Problem details
Transcribe each record exactly. Include every one.

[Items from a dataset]
◆ ◆ ◆ ◆
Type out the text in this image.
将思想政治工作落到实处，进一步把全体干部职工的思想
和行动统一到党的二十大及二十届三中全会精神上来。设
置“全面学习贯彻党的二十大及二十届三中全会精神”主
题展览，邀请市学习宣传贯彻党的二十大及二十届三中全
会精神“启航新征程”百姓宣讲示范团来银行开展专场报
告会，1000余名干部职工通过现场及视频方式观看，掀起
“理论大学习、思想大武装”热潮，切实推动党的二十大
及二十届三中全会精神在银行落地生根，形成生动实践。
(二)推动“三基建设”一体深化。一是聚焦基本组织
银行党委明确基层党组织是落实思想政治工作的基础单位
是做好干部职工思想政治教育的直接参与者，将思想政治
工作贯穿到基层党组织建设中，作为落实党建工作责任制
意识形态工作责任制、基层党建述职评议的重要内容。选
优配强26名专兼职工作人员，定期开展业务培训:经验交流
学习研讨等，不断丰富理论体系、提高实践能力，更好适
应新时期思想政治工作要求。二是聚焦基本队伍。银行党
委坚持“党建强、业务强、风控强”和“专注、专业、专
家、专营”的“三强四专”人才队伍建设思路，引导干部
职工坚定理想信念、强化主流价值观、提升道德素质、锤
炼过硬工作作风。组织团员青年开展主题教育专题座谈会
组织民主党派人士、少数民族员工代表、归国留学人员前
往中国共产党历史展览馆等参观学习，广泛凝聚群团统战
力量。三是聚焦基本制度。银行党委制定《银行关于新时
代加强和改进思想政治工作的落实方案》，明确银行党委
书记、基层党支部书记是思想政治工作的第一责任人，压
◆ ◆ ◆ ◆
Complete output
Type out the text in this image.
将思想政治工作落到实处，进一步把全体干部职工的思想
和行动统一到党的二十大及二十届三中全会精神上来。设
置“全面学习贯彻党的二十大及二十届三中全会精神”主
题展览，邀请市学习宣传贯彻党的二十大及二十届三中全
会精神“启航新征程”百姓宣讲示范团来银行开展专场报
告会，1000余名干部职工通过现场及视频方式观看，掀起
“理论大学习、思想大武装”热潮，切实推动党的二十大
及二十届三中全会精神在银行落地生根，形成生动实践。
(二)推动“三基建设”一体深化。一是聚焦基本组织
银行党委明确基层党组织是落实思想政治工作的基础单位
是做好干部职工思想政治教育的直接参与者，将思想政治
工作贯穿到基层党组织建设中，作为落实党建工作责任制
意识形态工作责任制、基层党建述职评议的重要内容。选
优配强26名专兼职工作人员，定期开展业务培训:经验交流
学习研讨等，不断丰富理论体系、提高实践能力，更好适
应新时期思想政治工作要求。二是聚焦基本队伍。银行党
委坚持“党建强、业务强、风控强”和“专注、专业、专
家、专营”的“三强四专”人才队伍建设思路，引导干部
职工坚定理想信念、强化主流价值观、提升道德素质、锤
炼过硬工作作风。组织团员青年开展主题教育专题座谈会
组织民主党派人士、少数民族员工代表、归国留学人员前
往中国共产党历史展览馆等参观学习，广泛凝聚群团统战
力量。三是聚焦基本制度。银行党委制定《银行关于新时
代加强和改进思想政治工作的落实方案》，明确银行党委
书记、基层党支部书记是思想政治工作的第一责任人，压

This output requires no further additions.